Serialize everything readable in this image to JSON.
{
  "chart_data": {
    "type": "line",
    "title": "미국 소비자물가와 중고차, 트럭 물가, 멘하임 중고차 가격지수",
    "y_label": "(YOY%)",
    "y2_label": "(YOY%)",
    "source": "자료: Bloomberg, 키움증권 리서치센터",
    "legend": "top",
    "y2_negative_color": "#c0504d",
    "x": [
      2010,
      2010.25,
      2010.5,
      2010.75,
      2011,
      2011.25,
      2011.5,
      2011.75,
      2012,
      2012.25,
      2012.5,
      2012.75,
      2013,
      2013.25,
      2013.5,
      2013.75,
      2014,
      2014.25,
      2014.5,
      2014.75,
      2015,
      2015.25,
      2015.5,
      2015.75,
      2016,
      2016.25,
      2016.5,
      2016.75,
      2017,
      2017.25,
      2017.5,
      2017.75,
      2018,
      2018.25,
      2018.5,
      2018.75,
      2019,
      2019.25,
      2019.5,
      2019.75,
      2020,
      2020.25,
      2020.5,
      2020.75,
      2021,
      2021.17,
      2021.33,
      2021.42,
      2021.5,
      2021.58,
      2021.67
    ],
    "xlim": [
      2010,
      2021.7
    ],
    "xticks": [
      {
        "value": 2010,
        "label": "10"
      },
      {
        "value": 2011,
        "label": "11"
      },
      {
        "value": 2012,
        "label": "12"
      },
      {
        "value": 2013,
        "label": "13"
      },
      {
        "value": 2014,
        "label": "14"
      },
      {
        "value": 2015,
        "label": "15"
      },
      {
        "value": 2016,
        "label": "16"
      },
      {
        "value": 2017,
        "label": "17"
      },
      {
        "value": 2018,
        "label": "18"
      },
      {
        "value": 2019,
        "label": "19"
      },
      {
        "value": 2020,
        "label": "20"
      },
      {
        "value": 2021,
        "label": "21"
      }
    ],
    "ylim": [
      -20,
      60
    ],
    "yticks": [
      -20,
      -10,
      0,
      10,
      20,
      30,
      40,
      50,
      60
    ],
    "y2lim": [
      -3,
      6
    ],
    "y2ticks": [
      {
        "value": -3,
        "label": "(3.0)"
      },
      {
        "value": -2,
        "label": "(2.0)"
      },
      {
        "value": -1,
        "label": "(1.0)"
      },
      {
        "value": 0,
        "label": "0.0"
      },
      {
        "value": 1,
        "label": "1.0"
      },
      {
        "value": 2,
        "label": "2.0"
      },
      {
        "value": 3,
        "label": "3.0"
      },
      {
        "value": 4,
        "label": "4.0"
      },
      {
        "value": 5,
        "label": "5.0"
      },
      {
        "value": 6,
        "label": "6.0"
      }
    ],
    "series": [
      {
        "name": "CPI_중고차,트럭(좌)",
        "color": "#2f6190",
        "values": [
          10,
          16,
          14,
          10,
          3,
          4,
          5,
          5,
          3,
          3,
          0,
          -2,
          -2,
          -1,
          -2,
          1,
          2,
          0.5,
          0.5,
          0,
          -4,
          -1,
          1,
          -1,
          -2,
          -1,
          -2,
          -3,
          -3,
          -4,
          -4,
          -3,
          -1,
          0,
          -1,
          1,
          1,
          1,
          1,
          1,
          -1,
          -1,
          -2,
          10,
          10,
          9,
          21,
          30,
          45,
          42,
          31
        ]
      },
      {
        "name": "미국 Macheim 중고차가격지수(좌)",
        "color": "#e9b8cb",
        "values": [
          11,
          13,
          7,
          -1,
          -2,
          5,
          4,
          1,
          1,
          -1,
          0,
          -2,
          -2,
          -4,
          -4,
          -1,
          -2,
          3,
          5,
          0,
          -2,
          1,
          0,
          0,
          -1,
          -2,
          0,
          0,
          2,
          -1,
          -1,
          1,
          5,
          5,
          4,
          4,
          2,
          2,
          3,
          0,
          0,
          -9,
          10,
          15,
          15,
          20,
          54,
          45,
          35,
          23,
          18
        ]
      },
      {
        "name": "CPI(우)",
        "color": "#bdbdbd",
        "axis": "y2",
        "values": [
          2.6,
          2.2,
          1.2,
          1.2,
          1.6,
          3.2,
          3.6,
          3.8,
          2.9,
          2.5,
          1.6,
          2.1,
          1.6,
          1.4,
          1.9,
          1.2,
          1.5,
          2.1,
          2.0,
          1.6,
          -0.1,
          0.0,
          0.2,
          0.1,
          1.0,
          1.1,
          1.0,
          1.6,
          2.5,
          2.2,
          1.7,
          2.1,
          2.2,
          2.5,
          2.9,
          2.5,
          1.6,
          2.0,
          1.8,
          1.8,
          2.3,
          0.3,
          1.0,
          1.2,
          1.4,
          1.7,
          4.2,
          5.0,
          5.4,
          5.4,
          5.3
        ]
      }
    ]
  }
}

--

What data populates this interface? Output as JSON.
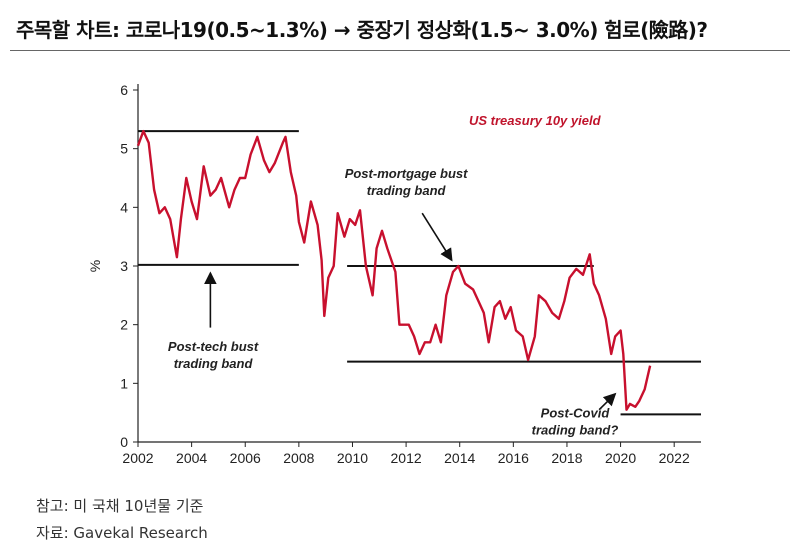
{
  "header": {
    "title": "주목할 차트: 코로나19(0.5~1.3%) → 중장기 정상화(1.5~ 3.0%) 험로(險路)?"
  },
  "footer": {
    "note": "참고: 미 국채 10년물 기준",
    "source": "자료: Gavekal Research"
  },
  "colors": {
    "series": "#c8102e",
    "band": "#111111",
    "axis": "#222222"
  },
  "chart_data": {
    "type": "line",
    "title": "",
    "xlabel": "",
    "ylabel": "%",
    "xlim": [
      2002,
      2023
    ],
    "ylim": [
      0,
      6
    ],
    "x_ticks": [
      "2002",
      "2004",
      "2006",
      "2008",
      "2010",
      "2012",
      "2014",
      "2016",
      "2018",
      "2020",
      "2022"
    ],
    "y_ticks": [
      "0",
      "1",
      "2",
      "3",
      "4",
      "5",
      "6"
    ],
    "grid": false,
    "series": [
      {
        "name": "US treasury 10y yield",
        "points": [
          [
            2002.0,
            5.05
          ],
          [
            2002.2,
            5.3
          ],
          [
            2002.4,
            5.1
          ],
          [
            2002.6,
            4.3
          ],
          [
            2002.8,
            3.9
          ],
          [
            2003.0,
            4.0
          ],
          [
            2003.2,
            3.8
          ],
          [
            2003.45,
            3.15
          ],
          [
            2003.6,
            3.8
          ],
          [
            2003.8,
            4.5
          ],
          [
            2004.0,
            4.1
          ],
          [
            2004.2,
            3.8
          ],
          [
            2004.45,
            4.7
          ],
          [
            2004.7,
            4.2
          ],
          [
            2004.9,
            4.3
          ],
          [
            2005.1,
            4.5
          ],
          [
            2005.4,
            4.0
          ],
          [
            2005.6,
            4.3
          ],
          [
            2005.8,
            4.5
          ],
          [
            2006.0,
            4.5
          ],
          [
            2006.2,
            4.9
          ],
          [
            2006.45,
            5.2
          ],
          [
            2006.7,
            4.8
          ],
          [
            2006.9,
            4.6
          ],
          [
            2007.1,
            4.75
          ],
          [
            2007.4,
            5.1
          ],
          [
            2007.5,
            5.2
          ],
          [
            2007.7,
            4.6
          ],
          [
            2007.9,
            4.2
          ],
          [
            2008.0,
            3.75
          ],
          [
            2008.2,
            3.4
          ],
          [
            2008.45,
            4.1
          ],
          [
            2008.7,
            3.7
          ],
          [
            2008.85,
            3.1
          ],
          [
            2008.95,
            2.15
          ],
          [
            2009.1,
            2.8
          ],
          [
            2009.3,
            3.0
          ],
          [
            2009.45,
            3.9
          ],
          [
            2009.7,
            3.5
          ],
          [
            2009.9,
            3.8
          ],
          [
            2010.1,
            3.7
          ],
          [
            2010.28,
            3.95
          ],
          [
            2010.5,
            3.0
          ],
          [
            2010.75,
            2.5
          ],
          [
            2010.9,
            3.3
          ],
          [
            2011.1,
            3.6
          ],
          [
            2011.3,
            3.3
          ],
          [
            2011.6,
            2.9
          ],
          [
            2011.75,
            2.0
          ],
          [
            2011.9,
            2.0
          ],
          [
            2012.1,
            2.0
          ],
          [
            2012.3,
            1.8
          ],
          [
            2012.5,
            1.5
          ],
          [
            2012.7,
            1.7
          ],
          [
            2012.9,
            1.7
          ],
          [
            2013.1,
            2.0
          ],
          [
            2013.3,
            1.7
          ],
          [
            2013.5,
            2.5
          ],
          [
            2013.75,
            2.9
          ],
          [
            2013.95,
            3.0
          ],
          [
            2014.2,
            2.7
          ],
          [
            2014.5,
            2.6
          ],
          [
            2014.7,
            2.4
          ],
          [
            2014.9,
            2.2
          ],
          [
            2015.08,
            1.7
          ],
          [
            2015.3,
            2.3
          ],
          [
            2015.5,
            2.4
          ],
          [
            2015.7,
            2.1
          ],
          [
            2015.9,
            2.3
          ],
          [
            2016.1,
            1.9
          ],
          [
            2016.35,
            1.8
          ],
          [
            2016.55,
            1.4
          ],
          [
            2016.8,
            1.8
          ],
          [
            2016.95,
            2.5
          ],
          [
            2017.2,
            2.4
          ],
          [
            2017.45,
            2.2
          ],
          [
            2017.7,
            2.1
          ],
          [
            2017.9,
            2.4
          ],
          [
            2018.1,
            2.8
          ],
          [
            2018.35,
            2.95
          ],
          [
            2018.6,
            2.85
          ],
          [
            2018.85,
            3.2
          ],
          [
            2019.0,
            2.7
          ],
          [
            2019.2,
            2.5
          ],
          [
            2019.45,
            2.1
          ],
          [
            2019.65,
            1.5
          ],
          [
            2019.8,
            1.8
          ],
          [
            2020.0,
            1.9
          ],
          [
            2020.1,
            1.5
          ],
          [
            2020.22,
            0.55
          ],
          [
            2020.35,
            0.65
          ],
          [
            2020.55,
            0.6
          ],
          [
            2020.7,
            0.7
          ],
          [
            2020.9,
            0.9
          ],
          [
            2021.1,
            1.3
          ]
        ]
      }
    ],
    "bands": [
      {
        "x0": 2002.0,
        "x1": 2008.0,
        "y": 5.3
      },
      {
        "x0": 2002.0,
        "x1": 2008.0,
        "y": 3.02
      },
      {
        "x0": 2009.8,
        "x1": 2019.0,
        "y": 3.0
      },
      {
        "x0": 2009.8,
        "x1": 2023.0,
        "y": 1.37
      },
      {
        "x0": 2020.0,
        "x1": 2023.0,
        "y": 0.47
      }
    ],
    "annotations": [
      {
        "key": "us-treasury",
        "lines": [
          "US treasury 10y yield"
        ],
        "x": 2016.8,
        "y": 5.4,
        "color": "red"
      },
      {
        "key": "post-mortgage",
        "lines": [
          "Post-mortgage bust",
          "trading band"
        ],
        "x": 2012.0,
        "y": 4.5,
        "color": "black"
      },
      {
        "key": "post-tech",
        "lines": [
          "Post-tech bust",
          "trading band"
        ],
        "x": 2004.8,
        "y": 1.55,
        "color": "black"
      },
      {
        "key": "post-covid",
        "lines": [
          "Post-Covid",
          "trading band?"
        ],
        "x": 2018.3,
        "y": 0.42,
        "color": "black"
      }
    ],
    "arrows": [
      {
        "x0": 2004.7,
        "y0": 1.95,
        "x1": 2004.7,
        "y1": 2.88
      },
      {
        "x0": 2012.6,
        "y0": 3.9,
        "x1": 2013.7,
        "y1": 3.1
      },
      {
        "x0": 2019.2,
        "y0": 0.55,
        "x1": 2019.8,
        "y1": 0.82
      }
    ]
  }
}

* * *

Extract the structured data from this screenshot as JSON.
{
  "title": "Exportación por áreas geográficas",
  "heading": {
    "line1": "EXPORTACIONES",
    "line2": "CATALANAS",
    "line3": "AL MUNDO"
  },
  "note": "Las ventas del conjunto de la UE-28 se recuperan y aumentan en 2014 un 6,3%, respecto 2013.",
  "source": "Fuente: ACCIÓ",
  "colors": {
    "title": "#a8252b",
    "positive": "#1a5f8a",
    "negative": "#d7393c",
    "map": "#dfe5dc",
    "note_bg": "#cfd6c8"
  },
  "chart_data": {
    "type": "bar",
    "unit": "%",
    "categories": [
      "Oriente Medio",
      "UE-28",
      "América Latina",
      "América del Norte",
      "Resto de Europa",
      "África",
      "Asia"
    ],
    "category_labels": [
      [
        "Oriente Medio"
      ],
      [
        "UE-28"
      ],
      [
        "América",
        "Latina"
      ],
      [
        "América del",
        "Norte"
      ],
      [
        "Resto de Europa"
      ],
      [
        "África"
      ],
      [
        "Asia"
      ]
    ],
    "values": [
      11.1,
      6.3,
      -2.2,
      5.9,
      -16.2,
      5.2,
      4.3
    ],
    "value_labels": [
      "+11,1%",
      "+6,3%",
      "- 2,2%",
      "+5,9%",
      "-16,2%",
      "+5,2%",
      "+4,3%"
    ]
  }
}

**Instructions to follow:** Calculate how many lines of the material include the string "mortgage", and state that number by itself.

**Full answer:** 2